- [WHAT YOU SHOULD DO]: Determine how many lines in the entries below include "strToDecode". The reply should be that number and nothing else.

— START —

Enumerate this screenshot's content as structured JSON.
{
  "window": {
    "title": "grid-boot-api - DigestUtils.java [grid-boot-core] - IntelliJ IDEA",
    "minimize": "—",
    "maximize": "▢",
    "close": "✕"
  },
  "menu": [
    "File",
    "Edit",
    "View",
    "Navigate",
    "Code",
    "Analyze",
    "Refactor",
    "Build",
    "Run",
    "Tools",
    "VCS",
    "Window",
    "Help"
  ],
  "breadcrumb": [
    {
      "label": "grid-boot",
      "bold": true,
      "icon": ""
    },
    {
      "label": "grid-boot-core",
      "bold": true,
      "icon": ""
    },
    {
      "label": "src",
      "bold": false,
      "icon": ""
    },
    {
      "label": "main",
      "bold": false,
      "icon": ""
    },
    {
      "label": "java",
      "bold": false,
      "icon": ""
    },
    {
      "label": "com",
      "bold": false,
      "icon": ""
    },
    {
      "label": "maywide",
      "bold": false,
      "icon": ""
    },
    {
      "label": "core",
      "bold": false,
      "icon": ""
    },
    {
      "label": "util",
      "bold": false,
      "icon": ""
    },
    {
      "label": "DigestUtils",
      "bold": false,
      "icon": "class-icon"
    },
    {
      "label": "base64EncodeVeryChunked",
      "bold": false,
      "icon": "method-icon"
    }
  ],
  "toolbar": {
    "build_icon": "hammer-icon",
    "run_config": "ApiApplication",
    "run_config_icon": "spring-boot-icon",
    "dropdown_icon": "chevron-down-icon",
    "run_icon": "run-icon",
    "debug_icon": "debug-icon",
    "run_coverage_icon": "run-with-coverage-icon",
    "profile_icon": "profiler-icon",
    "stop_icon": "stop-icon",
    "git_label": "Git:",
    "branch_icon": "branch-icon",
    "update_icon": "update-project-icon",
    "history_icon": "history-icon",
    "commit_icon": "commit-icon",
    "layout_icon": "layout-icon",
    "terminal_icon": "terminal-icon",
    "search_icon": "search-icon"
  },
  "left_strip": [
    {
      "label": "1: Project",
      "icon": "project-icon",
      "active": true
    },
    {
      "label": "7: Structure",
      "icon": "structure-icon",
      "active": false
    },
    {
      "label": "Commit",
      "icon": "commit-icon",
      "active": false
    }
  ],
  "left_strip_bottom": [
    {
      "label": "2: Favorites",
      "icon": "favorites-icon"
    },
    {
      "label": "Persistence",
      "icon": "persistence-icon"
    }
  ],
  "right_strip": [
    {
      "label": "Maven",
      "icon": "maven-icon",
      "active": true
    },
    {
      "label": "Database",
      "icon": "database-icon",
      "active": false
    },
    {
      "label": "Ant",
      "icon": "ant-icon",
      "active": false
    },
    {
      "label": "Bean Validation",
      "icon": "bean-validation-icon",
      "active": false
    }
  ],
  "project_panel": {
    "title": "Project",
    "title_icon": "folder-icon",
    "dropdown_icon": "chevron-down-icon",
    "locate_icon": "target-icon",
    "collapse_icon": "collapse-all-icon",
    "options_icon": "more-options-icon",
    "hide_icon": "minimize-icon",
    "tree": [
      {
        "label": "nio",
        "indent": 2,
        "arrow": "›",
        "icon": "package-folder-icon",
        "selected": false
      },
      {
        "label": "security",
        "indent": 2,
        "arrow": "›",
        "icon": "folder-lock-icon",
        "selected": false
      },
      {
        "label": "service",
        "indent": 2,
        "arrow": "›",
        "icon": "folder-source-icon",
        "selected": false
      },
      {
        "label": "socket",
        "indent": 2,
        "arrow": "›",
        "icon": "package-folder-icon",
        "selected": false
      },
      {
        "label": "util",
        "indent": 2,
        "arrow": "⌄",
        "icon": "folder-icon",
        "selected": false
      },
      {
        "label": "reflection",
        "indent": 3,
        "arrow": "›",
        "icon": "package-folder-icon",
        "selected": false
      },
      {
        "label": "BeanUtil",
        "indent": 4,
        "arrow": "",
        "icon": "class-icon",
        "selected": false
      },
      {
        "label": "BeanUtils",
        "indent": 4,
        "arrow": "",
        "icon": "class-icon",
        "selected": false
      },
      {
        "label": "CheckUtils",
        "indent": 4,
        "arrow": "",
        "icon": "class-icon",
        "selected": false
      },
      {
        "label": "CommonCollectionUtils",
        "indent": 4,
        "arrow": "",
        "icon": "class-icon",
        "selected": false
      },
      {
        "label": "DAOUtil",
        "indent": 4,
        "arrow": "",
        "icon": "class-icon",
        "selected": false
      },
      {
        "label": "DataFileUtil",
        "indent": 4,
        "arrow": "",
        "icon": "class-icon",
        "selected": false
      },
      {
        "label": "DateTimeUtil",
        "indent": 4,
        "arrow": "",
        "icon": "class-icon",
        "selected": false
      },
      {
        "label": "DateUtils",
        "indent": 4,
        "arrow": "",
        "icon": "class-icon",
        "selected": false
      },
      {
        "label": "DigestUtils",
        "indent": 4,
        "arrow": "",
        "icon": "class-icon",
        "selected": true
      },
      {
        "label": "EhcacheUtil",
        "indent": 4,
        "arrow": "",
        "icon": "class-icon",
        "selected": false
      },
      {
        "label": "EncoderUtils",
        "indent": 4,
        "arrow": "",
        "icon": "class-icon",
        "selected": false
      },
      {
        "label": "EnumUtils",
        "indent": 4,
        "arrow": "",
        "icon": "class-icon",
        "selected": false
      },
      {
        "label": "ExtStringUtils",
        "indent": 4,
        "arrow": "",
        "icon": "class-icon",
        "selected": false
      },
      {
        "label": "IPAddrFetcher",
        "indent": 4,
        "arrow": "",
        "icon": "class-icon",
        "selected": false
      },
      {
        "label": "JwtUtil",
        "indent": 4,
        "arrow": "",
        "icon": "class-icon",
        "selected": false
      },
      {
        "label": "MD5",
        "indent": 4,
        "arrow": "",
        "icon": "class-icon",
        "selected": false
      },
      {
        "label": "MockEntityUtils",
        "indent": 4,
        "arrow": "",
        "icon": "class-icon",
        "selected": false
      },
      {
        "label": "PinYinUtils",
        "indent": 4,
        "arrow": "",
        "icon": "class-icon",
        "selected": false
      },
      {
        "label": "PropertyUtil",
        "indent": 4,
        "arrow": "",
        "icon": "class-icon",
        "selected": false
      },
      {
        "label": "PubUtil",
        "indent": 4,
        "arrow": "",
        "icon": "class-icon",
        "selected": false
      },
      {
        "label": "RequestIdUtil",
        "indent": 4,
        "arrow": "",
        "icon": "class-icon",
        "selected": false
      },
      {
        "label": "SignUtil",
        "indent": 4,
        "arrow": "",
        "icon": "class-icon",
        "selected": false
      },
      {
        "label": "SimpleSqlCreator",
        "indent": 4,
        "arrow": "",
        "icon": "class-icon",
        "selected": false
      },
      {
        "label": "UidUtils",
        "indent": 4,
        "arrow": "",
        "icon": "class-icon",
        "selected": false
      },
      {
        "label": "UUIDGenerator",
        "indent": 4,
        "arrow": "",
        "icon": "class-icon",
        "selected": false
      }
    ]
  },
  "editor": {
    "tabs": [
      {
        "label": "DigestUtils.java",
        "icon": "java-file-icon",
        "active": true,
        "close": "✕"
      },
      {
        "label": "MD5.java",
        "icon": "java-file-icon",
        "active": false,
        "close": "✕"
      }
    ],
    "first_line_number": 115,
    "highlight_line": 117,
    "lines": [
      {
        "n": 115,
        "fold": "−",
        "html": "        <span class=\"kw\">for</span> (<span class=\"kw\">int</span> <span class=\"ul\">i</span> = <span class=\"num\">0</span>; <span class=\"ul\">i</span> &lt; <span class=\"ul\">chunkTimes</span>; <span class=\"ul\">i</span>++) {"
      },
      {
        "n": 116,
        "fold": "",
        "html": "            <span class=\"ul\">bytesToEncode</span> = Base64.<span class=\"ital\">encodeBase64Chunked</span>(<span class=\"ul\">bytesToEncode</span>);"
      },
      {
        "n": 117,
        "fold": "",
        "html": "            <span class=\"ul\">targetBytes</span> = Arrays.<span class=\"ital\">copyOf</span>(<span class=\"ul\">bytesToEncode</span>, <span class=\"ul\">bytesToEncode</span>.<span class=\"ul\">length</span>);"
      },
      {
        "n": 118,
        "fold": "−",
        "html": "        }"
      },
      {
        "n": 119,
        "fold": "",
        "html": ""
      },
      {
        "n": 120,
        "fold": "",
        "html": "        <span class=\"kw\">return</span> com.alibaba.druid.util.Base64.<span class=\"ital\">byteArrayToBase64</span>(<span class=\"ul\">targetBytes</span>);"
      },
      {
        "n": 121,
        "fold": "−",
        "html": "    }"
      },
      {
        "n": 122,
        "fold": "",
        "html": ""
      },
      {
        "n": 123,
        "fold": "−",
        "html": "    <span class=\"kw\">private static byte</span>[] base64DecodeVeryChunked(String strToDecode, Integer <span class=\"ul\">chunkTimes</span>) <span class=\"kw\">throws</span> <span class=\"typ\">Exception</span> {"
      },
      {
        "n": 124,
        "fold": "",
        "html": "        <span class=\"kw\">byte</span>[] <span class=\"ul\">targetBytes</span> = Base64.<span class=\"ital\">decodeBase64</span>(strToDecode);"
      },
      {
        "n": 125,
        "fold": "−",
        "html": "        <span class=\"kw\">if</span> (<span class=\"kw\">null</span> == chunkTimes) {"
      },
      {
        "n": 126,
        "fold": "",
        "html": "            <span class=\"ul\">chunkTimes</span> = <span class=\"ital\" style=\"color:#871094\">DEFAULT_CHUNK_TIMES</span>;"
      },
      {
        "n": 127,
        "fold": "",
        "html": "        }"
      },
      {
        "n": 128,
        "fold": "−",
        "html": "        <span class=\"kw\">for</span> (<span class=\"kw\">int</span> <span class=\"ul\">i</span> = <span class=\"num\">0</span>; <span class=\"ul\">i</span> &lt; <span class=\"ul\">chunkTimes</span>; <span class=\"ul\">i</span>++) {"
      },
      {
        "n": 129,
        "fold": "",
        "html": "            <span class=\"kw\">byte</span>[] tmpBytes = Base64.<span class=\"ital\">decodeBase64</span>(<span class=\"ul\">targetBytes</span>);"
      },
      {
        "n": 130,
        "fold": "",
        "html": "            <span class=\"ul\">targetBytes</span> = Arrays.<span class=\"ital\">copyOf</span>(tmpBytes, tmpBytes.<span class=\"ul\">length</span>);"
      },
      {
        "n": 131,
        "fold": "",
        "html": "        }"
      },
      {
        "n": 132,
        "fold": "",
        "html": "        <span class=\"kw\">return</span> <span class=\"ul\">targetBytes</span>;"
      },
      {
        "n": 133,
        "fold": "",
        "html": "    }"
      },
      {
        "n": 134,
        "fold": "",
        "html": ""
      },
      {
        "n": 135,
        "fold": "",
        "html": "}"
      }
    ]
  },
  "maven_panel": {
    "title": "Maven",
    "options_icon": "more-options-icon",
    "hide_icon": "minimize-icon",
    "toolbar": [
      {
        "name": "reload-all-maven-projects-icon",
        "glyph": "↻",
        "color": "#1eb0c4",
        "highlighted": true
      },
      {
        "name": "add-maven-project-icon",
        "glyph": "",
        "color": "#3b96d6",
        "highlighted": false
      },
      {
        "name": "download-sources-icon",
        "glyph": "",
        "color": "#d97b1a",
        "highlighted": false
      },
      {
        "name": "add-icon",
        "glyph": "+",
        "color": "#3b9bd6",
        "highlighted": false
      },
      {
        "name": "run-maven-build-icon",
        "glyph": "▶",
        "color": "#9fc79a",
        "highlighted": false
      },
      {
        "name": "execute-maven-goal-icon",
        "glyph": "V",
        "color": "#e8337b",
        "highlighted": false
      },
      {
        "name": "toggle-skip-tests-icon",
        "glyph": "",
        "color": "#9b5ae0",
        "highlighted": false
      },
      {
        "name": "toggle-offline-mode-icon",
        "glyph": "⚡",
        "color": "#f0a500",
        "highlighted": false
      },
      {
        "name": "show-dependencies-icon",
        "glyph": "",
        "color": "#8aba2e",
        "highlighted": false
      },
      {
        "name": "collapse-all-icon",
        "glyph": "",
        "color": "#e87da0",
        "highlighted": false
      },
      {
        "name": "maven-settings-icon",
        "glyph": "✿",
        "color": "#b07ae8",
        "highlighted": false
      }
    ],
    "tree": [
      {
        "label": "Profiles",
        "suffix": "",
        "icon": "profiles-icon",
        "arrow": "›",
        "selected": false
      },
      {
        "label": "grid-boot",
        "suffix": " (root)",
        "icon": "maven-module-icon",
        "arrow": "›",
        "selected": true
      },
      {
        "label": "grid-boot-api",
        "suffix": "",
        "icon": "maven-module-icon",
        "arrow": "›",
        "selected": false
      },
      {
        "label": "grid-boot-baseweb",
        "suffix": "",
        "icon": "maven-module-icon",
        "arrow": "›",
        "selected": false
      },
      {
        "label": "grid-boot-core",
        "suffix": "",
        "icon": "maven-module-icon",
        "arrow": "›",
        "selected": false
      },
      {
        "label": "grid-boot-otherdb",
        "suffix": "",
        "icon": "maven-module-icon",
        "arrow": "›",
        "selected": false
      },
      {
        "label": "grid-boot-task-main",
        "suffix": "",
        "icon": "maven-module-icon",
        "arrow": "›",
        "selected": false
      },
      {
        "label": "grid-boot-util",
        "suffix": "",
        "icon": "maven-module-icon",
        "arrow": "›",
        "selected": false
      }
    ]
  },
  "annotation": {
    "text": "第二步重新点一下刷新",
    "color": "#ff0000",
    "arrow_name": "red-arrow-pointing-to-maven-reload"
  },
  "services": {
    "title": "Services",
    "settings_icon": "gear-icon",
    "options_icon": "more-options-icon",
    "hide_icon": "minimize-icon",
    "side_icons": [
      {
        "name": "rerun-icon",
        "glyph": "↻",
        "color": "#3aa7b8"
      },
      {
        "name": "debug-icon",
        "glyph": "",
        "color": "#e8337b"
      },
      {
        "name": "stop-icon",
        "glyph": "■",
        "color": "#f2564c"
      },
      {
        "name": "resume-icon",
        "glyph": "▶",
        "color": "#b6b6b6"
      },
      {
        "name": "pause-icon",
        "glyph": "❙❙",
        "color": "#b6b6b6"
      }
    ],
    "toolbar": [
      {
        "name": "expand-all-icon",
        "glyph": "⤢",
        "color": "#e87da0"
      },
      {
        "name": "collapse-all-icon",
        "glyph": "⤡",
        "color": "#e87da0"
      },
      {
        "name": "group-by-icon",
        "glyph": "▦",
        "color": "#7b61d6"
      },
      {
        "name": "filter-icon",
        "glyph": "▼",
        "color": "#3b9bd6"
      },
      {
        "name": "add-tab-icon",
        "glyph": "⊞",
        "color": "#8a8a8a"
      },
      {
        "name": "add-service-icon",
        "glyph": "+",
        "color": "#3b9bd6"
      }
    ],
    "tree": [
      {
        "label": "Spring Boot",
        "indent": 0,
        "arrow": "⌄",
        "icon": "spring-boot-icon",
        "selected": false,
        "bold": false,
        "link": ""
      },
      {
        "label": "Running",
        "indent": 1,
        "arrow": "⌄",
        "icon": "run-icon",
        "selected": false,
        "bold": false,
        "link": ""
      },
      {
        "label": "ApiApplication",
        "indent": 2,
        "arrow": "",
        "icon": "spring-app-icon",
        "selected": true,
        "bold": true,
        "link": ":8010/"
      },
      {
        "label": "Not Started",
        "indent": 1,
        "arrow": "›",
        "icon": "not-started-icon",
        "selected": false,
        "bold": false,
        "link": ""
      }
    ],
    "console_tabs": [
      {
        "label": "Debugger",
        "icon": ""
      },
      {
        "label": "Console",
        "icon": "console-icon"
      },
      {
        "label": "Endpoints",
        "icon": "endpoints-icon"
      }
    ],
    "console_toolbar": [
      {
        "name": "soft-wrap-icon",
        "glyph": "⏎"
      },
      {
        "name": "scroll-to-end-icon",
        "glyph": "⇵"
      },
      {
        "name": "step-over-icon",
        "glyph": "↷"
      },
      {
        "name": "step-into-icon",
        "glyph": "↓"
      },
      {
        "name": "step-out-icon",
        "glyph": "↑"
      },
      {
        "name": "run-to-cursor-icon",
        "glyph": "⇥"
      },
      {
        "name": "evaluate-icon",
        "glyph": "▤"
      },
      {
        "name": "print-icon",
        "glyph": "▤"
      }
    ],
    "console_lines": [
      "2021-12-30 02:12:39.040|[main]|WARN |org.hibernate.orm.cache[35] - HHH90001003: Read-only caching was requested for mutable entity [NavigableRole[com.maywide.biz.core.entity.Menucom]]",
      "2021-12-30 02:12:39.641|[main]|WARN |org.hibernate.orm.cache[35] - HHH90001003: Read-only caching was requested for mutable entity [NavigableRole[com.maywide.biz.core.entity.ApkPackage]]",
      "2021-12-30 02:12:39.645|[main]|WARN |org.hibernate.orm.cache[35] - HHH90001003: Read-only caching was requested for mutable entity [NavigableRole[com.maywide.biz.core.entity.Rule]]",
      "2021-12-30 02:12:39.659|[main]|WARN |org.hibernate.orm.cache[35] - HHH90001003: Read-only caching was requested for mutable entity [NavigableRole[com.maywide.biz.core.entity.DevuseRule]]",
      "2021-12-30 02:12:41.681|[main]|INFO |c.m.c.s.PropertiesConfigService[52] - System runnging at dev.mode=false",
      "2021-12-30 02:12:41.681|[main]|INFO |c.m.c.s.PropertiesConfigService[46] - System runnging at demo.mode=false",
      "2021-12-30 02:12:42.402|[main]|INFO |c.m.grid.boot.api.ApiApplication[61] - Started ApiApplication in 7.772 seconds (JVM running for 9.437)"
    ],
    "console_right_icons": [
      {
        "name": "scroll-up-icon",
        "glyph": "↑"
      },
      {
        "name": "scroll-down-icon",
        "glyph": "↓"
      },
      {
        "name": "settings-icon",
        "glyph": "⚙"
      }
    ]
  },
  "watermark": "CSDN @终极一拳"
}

— END —

- [EXPECTED ANSWER]: 2